* Start DATASET ROWS *
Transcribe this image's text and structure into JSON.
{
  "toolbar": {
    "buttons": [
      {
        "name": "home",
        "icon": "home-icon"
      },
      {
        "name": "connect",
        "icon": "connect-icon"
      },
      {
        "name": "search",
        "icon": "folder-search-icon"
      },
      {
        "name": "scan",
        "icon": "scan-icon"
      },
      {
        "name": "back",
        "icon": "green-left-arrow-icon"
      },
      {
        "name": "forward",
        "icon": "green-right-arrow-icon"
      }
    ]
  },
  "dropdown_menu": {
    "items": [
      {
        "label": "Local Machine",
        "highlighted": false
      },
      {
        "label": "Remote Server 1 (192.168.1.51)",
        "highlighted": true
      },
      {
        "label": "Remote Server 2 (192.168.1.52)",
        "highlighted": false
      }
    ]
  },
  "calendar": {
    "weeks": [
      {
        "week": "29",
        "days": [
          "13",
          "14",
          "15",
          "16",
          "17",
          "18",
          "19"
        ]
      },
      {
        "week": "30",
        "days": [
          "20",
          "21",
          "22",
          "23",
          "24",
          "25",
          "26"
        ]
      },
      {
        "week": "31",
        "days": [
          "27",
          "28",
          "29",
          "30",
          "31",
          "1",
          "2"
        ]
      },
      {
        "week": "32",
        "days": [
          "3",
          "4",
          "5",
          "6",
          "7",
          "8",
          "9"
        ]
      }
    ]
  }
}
* End DATASET ROWS *
WHAT IS NEEDED: Using the listing above, pull out all lines that hold the word "arrow".

WRITTEN REPLY:
        "icon": "green-left-arrow-icon"
        "icon": "green-right-arrow-icon"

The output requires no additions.